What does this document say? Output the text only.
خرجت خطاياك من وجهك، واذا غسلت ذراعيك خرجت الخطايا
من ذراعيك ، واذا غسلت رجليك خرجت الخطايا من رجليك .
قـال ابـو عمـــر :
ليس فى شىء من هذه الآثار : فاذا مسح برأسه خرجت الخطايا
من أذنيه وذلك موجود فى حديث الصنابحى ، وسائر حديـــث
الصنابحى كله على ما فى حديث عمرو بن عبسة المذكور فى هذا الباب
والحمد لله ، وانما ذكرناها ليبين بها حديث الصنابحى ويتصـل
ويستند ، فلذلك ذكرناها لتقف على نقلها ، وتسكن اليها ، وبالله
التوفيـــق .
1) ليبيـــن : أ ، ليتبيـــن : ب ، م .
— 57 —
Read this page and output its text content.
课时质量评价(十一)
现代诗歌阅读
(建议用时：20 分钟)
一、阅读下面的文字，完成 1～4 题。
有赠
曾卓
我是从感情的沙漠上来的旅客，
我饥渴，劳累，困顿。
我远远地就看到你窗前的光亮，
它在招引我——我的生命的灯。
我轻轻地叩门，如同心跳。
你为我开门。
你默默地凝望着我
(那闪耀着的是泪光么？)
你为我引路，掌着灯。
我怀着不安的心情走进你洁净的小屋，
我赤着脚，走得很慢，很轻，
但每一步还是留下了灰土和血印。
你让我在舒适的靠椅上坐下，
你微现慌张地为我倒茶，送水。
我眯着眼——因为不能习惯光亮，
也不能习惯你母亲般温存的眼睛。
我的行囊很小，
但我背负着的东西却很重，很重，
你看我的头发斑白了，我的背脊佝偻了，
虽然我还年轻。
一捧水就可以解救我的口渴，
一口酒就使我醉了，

======

**Given task**
From the listing, tally every line with the word "text" in it and give only the tally.

**Finished task**
2